>> begin Task material

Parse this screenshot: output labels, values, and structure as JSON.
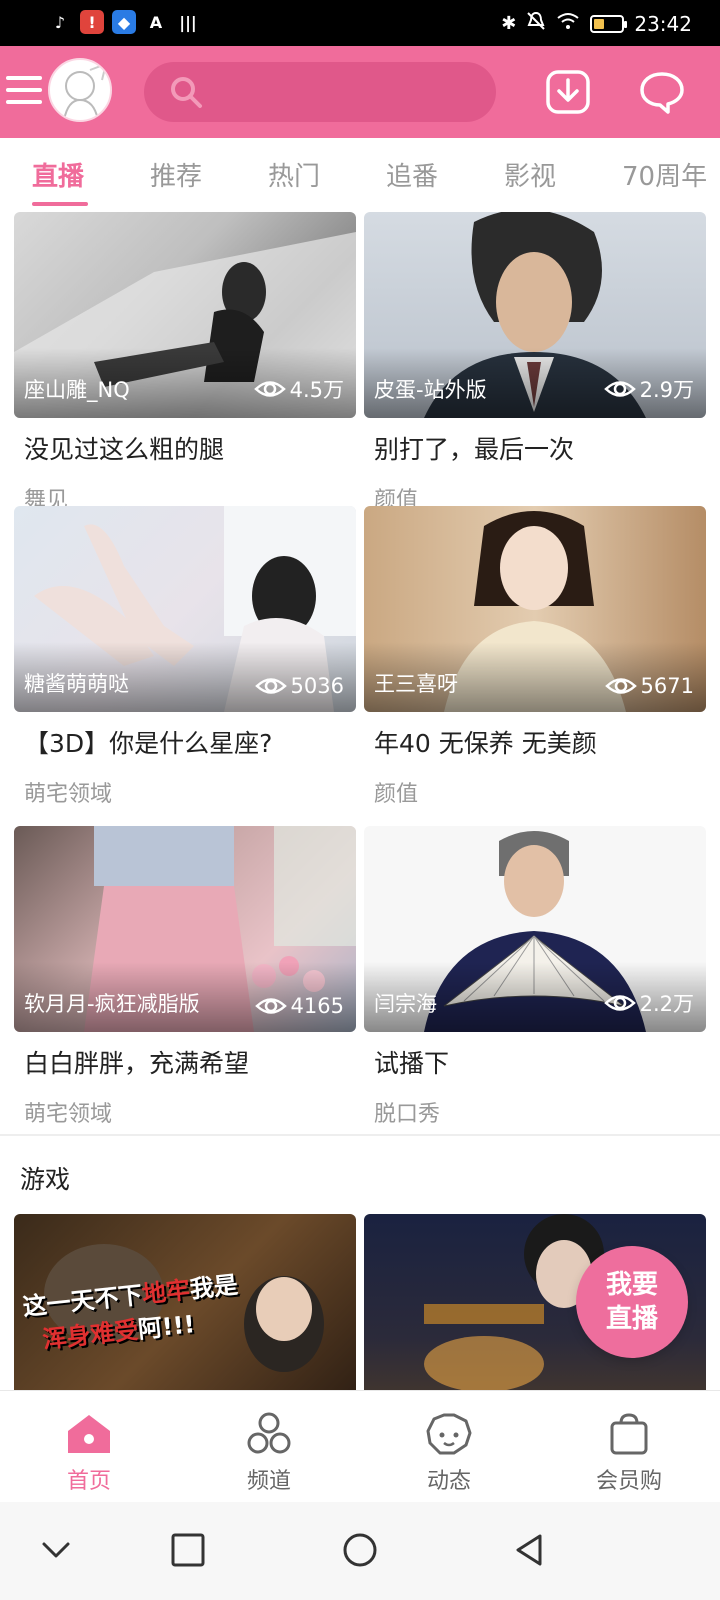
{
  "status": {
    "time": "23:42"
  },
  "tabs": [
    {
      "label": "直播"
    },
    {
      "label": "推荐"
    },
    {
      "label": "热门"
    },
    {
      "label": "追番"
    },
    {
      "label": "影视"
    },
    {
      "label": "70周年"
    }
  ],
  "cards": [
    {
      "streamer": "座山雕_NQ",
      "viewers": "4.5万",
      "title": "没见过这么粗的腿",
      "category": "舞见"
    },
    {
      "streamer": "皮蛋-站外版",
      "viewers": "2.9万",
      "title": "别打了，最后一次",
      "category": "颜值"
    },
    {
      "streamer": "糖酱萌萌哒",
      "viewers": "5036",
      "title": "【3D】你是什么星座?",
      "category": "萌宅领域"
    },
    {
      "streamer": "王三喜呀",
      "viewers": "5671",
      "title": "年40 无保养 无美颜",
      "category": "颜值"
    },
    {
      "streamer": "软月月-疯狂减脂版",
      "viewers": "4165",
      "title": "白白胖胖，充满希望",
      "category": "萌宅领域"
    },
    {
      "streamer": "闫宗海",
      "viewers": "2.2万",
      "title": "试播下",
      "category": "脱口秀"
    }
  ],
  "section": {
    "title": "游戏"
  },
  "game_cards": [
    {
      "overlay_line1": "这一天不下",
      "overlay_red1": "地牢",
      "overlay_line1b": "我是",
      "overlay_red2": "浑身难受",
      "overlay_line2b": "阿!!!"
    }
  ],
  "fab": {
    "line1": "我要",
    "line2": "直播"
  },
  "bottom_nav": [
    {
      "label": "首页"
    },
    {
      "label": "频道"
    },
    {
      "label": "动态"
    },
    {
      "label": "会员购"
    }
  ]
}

>> end Task material
>> begin Task material

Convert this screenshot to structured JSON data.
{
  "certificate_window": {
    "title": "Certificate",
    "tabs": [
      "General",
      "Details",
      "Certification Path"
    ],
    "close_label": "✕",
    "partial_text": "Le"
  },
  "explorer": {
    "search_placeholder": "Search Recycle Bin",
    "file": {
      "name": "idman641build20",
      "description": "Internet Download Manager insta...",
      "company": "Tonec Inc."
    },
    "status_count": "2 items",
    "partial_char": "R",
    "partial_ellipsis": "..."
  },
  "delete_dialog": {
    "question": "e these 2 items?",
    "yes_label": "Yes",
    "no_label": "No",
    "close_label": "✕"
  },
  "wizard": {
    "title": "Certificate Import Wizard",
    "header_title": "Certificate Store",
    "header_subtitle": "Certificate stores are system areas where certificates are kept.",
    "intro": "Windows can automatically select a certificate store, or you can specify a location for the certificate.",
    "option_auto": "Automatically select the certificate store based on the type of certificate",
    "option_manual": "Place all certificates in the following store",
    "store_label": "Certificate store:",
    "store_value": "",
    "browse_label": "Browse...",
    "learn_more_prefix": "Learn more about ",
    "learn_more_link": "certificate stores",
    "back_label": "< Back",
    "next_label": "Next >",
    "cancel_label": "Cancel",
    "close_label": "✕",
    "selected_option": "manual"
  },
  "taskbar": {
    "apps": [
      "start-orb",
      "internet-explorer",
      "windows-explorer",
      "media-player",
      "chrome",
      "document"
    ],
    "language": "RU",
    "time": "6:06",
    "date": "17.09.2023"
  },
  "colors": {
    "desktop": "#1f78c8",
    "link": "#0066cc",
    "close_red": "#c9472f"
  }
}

>> end Task material
>> begin Task material

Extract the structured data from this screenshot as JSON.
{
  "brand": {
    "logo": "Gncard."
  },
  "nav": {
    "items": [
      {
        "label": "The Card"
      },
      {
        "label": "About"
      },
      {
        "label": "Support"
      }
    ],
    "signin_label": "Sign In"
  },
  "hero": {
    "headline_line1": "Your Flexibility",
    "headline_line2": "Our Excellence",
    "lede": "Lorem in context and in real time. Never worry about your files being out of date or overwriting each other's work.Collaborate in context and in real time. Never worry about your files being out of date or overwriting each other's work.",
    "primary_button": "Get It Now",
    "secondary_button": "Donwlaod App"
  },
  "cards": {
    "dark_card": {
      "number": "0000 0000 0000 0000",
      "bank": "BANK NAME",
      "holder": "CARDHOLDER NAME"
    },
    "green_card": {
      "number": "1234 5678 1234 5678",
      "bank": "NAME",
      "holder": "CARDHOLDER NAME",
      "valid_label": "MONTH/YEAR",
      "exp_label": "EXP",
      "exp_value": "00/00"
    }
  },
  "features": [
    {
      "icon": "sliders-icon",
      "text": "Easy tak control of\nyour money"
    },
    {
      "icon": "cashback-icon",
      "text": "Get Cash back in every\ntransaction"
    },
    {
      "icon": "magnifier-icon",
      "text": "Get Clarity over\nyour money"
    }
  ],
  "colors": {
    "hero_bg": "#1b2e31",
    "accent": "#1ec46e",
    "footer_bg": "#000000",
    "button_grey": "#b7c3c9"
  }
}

>> end Task material

■ Objective:
Among the entries above, how many lines include the word "stores"? Give the number with no comment.

■ Response:
2